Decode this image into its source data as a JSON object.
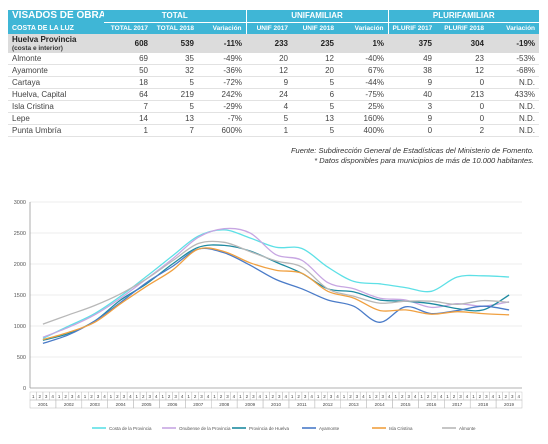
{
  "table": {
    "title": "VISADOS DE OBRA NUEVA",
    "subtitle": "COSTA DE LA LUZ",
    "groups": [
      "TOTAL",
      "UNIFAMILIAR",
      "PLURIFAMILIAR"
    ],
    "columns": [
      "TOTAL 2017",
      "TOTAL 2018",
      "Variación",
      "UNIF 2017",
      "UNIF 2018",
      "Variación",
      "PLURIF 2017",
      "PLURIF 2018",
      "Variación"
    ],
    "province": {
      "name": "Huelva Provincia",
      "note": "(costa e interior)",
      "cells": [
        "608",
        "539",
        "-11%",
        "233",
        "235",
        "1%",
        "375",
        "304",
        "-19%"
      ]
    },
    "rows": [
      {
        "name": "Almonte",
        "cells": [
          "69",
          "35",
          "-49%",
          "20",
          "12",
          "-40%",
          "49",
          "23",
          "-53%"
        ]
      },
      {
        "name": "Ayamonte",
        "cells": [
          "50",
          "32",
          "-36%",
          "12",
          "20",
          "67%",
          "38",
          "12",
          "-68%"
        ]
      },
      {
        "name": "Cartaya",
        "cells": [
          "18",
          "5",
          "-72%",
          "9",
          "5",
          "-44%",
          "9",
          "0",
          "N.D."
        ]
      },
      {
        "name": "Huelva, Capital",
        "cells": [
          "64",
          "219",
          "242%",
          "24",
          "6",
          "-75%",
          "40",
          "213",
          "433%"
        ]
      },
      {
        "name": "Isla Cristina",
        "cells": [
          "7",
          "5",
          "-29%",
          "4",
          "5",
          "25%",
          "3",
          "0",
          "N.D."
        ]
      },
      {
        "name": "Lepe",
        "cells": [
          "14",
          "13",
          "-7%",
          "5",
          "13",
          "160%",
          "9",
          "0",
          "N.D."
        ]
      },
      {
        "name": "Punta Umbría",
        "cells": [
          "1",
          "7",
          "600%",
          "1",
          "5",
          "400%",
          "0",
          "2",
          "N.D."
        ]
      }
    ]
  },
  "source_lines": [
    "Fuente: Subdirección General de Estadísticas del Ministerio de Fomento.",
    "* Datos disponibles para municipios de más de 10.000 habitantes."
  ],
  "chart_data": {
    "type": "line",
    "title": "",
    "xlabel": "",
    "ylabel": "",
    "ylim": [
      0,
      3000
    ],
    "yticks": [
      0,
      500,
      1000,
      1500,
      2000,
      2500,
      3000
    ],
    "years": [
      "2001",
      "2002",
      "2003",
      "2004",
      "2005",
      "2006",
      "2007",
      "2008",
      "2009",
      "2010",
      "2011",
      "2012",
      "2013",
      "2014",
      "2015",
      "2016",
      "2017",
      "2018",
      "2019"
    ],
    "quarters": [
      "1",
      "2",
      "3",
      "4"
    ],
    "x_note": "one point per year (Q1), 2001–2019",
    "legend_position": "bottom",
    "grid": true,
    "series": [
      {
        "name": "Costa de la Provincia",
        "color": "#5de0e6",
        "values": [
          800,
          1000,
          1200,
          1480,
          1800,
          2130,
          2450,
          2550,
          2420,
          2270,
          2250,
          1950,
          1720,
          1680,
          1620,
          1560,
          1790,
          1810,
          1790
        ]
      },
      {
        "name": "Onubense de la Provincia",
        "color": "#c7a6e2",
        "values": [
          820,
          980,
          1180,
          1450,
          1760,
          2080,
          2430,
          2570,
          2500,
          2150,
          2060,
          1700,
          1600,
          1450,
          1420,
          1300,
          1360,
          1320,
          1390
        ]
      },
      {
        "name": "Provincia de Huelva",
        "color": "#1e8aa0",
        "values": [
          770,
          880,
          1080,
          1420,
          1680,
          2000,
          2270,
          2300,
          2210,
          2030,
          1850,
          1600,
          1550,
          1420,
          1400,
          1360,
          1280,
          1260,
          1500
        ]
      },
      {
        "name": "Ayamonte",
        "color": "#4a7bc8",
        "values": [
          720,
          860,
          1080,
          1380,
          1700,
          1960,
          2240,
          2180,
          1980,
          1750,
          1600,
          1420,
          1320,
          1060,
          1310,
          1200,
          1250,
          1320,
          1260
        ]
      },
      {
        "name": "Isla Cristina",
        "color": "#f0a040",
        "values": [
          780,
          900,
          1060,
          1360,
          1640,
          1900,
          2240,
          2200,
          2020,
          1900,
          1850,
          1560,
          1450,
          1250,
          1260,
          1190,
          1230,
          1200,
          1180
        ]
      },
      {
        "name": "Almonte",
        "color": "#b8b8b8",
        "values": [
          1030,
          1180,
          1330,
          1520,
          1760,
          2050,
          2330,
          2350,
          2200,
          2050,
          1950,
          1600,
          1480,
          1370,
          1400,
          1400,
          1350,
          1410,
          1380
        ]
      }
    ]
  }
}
++++++
* WHAT YOU WILL DO:
Look through the listing and extract every line with "color" in it.

* THE RESPONSE:
        "color": "#5de0e6",
        "color": "#c7a6e2",
        "color": "#1e8aa0",
        "color": "#4a7bc8",
        "color": "#f0a040",
        "color": "#b8b8b8",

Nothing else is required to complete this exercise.